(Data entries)
* Begin *

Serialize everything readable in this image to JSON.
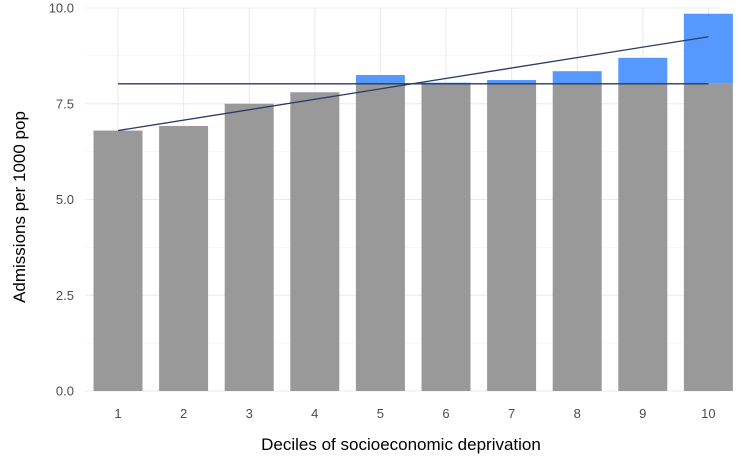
{
  "chart_data": {
    "type": "bar",
    "xlabel": "Deciles of socioeconomic deprivation",
    "ylabel": "Admissions per 1000 pop",
    "categories": [
      "1",
      "2",
      "3",
      "4",
      "5",
      "6",
      "7",
      "8",
      "9",
      "10"
    ],
    "values": [
      6.8,
      6.92,
      7.5,
      7.8,
      8.25,
      8.05,
      8.12,
      8.35,
      8.7,
      9.85
    ],
    "reference_value": 8.02,
    "excess_above_reference_highlighted": true,
    "trend_line": {
      "start": 6.8,
      "end": 9.25
    },
    "ylim": [
      0,
      10
    ],
    "yticks": [
      "0.0",
      "2.5",
      "5.0",
      "7.5",
      "10.0"
    ],
    "grid": true,
    "colors": {
      "bar": "#999999",
      "highlight": "#5599ff",
      "line": "#2b3a67",
      "grid": "#ebebeb"
    }
  }
}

* End *

● Exercise brief
Repeat the data exactly, excluding the pictures.

● Solved problem
Serialize everything readable in this image to JSON.
{
  "chart_data": {
    "type": "bar",
    "xlabel": "Deciles of socioeconomic deprivation",
    "ylabel": "Admissions per 1000 pop",
    "categories": [
      "1",
      "2",
      "3",
      "4",
      "5",
      "6",
      "7",
      "8",
      "9",
      "10"
    ],
    "values": [
      6.8,
      6.92,
      7.5,
      7.8,
      8.25,
      8.05,
      8.12,
      8.35,
      8.7,
      9.85
    ],
    "reference_value": 8.02,
    "excess_above_reference_highlighted": true,
    "trend_line": {
      "start": 6.8,
      "end": 9.25
    },
    "ylim": [
      0,
      10
    ],
    "yticks": [
      "0.0",
      "2.5",
      "5.0",
      "7.5",
      "10.0"
    ],
    "grid": true,
    "colors": {
      "bar": "#999999",
      "highlight": "#5599ff",
      "line": "#2b3a67",
      "grid": "#ebebeb"
    }
  }
}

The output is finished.